— Start Input data —

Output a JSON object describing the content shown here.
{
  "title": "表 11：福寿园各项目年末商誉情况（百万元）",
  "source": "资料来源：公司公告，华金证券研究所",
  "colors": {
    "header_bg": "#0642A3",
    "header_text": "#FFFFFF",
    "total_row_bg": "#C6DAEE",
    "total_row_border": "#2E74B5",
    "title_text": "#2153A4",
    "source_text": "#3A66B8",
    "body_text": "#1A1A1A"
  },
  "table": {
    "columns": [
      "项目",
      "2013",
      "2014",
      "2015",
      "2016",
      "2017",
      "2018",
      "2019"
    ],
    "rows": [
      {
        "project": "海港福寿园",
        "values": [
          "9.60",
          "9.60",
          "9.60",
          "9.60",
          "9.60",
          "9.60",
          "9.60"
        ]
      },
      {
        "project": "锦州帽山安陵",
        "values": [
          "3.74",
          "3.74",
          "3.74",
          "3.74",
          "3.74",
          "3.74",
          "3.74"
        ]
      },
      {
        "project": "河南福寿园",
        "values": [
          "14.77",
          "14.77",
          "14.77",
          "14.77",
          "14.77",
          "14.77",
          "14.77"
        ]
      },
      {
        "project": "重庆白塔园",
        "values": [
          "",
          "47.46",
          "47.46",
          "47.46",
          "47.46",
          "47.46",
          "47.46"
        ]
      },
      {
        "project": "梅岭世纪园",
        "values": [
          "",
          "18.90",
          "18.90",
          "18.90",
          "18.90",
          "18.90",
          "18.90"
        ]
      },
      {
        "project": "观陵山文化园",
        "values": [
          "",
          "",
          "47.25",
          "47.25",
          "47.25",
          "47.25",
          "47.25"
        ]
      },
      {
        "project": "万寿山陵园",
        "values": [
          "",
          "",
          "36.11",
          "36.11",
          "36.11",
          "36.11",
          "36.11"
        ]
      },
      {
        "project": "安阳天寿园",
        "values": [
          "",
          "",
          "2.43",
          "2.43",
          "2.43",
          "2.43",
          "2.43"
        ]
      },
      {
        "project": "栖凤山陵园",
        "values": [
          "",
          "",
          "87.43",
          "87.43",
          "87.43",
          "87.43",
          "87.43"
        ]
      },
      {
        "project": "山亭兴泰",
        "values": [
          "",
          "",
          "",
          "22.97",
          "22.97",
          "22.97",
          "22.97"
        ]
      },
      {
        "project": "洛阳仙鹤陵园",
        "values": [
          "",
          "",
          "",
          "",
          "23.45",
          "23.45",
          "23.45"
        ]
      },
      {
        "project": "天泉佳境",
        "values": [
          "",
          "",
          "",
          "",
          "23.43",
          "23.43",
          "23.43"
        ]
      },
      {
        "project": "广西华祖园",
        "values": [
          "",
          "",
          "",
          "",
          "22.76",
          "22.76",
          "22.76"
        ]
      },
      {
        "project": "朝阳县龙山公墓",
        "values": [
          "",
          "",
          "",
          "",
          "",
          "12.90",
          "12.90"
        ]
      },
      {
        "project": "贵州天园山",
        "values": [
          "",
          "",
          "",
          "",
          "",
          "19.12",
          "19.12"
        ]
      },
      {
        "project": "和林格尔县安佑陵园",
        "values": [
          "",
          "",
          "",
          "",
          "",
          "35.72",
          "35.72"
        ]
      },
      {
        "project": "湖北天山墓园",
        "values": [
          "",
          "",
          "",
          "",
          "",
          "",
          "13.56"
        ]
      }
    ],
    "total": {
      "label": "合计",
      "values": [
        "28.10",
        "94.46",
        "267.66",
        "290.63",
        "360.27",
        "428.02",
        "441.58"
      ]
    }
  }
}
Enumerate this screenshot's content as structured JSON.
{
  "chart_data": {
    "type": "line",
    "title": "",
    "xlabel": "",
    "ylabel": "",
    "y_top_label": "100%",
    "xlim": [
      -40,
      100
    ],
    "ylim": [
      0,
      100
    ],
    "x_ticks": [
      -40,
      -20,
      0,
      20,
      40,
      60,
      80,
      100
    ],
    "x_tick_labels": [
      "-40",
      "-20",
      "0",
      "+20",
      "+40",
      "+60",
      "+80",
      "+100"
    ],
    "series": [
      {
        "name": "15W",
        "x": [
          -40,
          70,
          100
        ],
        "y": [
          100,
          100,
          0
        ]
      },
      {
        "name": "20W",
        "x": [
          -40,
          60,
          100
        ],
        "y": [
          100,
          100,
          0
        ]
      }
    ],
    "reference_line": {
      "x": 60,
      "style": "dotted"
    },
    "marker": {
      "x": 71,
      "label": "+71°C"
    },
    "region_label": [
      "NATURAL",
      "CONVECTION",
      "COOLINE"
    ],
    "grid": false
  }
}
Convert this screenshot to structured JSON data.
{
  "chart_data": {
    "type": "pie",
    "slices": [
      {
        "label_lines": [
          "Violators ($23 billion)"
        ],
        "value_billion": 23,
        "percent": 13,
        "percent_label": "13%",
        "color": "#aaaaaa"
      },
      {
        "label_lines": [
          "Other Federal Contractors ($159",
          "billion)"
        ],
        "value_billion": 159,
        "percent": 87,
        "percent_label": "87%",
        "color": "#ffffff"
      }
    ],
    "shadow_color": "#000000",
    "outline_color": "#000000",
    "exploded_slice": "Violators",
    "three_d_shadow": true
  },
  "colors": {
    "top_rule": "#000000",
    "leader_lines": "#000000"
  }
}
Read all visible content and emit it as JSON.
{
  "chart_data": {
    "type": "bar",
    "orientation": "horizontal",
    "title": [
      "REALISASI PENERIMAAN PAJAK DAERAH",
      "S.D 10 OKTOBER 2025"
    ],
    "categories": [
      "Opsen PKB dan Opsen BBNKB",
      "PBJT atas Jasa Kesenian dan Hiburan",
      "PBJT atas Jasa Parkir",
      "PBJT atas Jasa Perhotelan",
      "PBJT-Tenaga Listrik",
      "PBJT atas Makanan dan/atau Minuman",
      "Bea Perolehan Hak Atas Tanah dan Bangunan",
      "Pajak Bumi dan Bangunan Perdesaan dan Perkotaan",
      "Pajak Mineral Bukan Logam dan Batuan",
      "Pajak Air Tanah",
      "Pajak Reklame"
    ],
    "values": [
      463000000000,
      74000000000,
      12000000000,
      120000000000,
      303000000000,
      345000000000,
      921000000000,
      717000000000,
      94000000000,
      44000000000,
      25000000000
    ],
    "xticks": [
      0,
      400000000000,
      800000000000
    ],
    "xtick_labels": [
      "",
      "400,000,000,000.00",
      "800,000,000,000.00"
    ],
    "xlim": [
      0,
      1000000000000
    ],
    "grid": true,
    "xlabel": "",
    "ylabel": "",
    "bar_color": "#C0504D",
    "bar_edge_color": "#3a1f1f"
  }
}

— End Input data —

§ Stated exercise:
In the records above, how many lines hold the string "structured"? Reply with only the number.

§ Worked answer:
2